Nell'articolo sulle opere d'arte tornate in Italia, quale giornale era definito il giornale politico dello Stato Pontificio?

● **Testo proposto**

┌──

Napoleone li rubò, Canova li riportò a casa

La nuova vita dei capolavori recuperati

Duecento anni fa tornarono in Italia le opere sottratte dalla Francia, ora riunite in mostra

di Paolo Conti (Corriere della Sera, 15.12.2016)

È il 4 gennaio 1816 e il «Diario di Roma», il giornale politico dello Stato Pontificio, scrive: «Giunsero in questa Capitale diversi carri contenenti vari dei migliori capi d’opera in Pittura e Scultura, che con trasporto di giubilo e per il Bene delle Arti, ritornano ad associarsi a questi Monumenti Romani, vale a dire a quel centro di riunione ch’è il solo capace di formare gli Artisti e d’inspirar loro la sublimità de’ concetti. Questo avvenimento ha eccitato il più grande entusiasmo del Popolo Romano». È una delle tante cronache del ritorno nei diversi Stati italiani preunitari delle splendide opere d’arte sottratte tra il 1796 e il 1814 nella penisola italiana per volere di Napoleone Bonaparte.

└──

● **Righe estratte**
┌──

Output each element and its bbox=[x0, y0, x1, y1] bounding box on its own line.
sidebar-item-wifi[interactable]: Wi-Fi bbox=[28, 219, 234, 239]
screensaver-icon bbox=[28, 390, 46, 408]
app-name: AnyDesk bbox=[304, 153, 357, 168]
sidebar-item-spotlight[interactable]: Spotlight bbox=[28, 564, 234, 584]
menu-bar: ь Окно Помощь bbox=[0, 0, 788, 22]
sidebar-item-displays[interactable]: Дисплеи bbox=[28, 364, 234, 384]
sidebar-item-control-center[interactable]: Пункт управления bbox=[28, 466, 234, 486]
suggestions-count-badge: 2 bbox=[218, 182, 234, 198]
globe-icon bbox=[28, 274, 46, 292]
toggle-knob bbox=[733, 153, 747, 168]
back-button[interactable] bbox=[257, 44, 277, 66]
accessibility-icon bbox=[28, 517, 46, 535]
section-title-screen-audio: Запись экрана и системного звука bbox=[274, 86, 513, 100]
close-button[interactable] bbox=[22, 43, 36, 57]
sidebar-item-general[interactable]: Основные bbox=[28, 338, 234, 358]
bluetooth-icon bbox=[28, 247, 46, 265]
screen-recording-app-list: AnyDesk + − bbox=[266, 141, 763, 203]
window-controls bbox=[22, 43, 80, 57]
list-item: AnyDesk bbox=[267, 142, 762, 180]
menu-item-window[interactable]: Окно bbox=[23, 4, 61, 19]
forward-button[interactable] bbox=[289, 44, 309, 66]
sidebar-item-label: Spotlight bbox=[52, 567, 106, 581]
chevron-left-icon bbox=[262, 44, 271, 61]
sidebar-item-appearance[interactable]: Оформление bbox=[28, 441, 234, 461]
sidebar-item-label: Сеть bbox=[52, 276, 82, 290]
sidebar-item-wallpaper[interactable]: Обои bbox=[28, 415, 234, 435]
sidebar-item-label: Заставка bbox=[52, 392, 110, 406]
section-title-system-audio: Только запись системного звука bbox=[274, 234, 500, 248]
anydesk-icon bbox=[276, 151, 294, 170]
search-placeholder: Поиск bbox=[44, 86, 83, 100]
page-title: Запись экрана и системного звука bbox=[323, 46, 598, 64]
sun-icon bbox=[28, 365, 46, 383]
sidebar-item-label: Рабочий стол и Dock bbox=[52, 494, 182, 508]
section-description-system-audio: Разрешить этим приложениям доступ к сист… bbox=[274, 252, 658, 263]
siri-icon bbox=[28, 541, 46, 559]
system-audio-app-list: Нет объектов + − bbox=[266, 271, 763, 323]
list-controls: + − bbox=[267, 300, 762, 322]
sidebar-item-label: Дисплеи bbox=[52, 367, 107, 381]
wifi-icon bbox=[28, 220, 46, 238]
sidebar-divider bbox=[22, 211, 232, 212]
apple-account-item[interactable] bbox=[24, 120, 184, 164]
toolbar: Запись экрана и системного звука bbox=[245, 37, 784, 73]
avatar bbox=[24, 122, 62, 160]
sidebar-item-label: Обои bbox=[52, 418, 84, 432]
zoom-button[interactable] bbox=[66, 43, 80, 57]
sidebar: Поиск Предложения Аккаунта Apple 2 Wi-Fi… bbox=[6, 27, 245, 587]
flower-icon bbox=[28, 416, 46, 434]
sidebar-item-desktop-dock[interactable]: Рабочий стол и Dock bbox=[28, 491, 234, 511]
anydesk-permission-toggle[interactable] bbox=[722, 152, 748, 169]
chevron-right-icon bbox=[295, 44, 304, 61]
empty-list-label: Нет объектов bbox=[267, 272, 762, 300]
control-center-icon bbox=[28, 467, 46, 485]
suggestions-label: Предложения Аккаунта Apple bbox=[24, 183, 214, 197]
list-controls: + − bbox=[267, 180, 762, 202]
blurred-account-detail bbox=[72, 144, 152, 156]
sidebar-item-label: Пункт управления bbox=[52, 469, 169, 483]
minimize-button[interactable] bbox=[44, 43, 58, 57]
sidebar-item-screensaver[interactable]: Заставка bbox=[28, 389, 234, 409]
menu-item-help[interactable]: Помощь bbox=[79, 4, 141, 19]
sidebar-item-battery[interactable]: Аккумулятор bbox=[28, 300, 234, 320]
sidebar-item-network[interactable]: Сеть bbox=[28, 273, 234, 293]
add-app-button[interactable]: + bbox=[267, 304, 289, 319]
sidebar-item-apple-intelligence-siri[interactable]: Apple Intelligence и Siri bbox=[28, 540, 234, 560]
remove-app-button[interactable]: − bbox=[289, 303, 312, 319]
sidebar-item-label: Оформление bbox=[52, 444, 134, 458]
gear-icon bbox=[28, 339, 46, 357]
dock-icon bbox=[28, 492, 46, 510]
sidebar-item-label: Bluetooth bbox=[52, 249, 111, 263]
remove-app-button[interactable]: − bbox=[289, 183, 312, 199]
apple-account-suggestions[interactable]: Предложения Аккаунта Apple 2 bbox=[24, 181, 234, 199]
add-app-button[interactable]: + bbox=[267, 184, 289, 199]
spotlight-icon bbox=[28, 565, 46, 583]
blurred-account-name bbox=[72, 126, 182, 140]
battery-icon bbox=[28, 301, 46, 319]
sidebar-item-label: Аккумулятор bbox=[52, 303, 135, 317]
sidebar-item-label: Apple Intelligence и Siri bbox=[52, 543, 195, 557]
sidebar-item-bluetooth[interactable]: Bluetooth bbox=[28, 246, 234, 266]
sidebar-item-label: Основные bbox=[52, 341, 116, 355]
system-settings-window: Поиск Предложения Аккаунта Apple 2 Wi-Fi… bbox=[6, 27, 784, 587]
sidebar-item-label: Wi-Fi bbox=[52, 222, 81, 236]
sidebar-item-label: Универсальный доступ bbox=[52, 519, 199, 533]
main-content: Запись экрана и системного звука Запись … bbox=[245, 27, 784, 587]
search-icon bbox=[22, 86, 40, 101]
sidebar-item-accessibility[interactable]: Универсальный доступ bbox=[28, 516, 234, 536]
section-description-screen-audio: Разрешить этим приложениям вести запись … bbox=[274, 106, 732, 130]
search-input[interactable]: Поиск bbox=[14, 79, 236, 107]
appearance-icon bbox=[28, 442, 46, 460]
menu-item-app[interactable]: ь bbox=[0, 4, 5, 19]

└──

● **Soluzione del compito**
Il «Diario di Roma».